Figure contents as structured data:
--

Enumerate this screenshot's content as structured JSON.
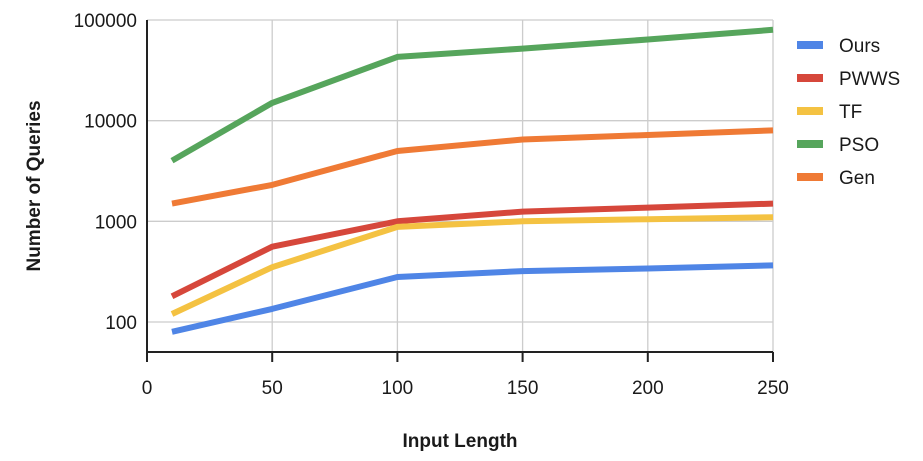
{
  "chart_data": {
    "type": "line",
    "title": "",
    "xlabel": "Input Length",
    "ylabel": "Number of Queries",
    "x_scale": "linear",
    "y_scale": "log",
    "xlim": [
      0,
      250
    ],
    "ylim": [
      50,
      100000
    ],
    "x_ticks": [
      0,
      50,
      100,
      150,
      200,
      250
    ],
    "x_tick_labels": [
      "0",
      "50",
      "100",
      "150",
      "200",
      "250"
    ],
    "y_ticks": [
      100,
      1000,
      10000,
      100000
    ],
    "y_tick_labels": [
      "100",
      "1000",
      "10000",
      "100000"
    ],
    "grid": true,
    "legend_position": "right",
    "series": [
      {
        "name": "Ours",
        "color": "#4f85e6",
        "x": [
          10,
          50,
          100,
          150,
          200,
          250
        ],
        "y": [
          80,
          135,
          280,
          320,
          340,
          365
        ]
      },
      {
        "name": "PWWS",
        "color": "#d6473b",
        "x": [
          10,
          50,
          100,
          150,
          200,
          250
        ],
        "y": [
          180,
          560,
          1000,
          1250,
          1370,
          1500
        ]
      },
      {
        "name": "TF",
        "color": "#f4c242",
        "x": [
          10,
          50,
          100,
          150,
          200,
          250
        ],
        "y": [
          120,
          350,
          880,
          1000,
          1050,
          1100
        ]
      },
      {
        "name": "PSO",
        "color": "#56a55c",
        "x": [
          10,
          50,
          100,
          150,
          200,
          250
        ],
        "y": [
          4000,
          15000,
          43000,
          52000,
          64000,
          80000
        ]
      },
      {
        "name": "Gen",
        "color": "#ef7a35",
        "x": [
          10,
          50,
          100,
          150,
          200,
          250
        ],
        "y": [
          1500,
          2300,
          5000,
          6500,
          7200,
          8000
        ]
      }
    ]
  }
}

--

* [What is asked]:
Copy out every line from the data above that has "name" in it.

* [The reply]:
        "name": "Ours",
        "name": "PWWS",
        "name": "TF",
        "name": "PSO",
        "name": "Gen",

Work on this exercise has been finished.